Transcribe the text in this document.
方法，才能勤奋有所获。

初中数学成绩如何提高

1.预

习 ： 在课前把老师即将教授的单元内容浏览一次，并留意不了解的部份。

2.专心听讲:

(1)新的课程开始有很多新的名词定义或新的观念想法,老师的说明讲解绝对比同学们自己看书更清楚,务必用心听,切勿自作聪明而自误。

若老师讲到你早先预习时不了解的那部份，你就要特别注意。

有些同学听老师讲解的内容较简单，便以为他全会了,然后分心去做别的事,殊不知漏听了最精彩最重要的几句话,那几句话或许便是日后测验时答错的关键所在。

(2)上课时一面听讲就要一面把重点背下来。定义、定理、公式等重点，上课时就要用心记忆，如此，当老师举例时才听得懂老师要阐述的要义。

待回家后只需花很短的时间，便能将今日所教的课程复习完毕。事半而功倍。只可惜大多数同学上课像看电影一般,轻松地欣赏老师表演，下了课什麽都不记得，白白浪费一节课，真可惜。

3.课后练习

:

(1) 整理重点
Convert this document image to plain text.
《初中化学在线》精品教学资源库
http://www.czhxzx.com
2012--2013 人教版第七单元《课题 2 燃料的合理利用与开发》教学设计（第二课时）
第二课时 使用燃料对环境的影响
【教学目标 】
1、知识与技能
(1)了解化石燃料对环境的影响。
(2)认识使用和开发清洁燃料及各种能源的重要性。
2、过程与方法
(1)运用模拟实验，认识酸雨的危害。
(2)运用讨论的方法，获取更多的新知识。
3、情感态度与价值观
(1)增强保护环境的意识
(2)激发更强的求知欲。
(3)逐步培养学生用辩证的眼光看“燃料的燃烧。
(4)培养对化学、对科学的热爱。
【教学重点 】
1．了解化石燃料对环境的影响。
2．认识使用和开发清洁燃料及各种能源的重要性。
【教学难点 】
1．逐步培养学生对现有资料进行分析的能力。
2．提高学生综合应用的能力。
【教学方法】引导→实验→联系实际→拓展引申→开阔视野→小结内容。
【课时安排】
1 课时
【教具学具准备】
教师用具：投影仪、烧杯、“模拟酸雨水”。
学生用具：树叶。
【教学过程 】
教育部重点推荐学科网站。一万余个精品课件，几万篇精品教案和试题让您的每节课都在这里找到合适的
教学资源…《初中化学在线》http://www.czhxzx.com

----

• Work required
Copy out the whole listing exactly.

• Output for this exercise
Transcribe the text in this document.
方法，才能勤奋有所获。

初中数学成绩如何提高

1.预

习 ： 在课前把老师即将教授的单元内容浏览一次，并留意不了解的部份。

2.专心听讲:

(1)新的课程开始有很多新的名词定义或新的观念想法,老师的说明讲解绝对比同学们自己看书更清楚,务必用心听,切勿自作聪明而自误。

若老师讲到你早先预习时不了解的那部份，你就要特别注意。

有些同学听老师讲解的内容较简单，便以为他全会了,然后分心去做别的事,殊不知漏听了最精彩最重要的几句话,那几句话或许便是日后测验时答错的关键所在。

(2)上课时一面听讲就要一面把重点背下来。定义、定理、公式等重点，上课时就要用心记忆，如此，当老师举例时才听得懂老师要阐述的要义。

待回家后只需花很短的时间，便能将今日所教的课程复习完毕。事半而功倍。只可惜大多数同学上课像看电影一般,轻松地欣赏老师表演，下了课什麽都不记得，白白浪费一节课，真可惜。

3.课后练习

:

(1) 整理重点
Convert this document image to plain text.
《初中化学在线》精品教学资源库
http://www.czhxzx.com
2012--2013 人教版第七单元《课题 2 燃料的合理利用与开发》教学设计（第二课时）
第二课时 使用燃料对环境的影响
【教学目标 】
1、知识与技能
(1)了解化石燃料对环境的影响。
(2)认识使用和开发清洁燃料及各种能源的重要性。
2、过程与方法
(1)运用模拟实验，认识酸雨的危害。
(2)运用讨论的方法，获取更多的新知识。
3、情感态度与价值观
(1)增强保护环境的意识
(2)激发更强的求知欲。
(3)逐步培养学生用辩证的眼光看“燃料的燃烧。
(4)培养对化学、对科学的热爱。
【教学重点 】
1．了解化石燃料对环境的影响。
2．认识使用和开发清洁燃料及各种能源的重要性。
【教学难点 】
1．逐步培养学生对现有资料进行分析的能力。
2．提高学生综合应用的能力。
【教学方法】引导→实验→联系实际→拓展引申→开阔视野→小结内容。
【课时安排】
1 课时
【教具学具准备】
教师用具：投影仪、烧杯、“模拟酸雨水”。
学生用具：树叶。
【教学过程 】
教育部重点推荐学科网站。一万余个精品课件，几万篇精品教案和试题让您的每节课都在这里找到合适的
教学资源…《初中化学在线》http://www.czhxzx.com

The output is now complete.